BEGIN Listed records

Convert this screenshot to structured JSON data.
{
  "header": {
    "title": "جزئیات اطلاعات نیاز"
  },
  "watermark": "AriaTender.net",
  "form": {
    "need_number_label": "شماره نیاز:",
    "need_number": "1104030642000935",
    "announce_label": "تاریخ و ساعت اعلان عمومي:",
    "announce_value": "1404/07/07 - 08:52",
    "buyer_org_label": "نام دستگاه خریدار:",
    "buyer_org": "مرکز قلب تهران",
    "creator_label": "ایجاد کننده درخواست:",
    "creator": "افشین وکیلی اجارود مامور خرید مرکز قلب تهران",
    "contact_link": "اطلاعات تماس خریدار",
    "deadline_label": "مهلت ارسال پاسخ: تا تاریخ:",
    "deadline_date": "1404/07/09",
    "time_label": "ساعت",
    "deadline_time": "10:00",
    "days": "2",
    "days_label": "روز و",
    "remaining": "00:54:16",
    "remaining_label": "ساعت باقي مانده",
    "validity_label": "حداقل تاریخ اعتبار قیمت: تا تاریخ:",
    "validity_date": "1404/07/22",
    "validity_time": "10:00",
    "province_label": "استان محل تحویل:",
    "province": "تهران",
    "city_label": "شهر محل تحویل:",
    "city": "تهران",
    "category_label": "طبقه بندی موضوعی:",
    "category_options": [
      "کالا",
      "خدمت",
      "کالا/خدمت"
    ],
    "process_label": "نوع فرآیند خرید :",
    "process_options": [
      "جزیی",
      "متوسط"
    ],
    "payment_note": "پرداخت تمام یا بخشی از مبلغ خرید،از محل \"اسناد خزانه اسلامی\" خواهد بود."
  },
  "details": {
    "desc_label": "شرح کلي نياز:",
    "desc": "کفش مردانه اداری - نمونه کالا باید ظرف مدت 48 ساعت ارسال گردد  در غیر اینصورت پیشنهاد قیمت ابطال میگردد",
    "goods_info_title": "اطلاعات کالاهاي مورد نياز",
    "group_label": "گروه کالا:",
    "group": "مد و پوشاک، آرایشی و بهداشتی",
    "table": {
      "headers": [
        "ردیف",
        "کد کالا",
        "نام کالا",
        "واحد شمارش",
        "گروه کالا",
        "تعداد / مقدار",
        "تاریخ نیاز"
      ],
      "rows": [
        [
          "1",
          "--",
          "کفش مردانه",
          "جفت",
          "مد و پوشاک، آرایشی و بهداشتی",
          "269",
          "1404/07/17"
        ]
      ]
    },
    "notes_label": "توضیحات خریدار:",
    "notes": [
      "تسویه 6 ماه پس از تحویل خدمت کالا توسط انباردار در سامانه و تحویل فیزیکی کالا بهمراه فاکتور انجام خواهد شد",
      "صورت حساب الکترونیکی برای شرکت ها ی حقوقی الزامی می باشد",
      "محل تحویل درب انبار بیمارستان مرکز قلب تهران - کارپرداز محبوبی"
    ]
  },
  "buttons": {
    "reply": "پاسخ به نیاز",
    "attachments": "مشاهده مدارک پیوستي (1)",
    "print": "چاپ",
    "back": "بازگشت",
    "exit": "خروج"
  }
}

END Listed records

◆ Your goal
Check all the records above and select each line where the string "خریدار" is found.

◆ Answer to this exercise
    "buyer_org_label": "نام دستگاه خریدار:",
    "contact_link": "اطلاعات تماس خریدار",
    "notes_label": "توضیحات خریدار:",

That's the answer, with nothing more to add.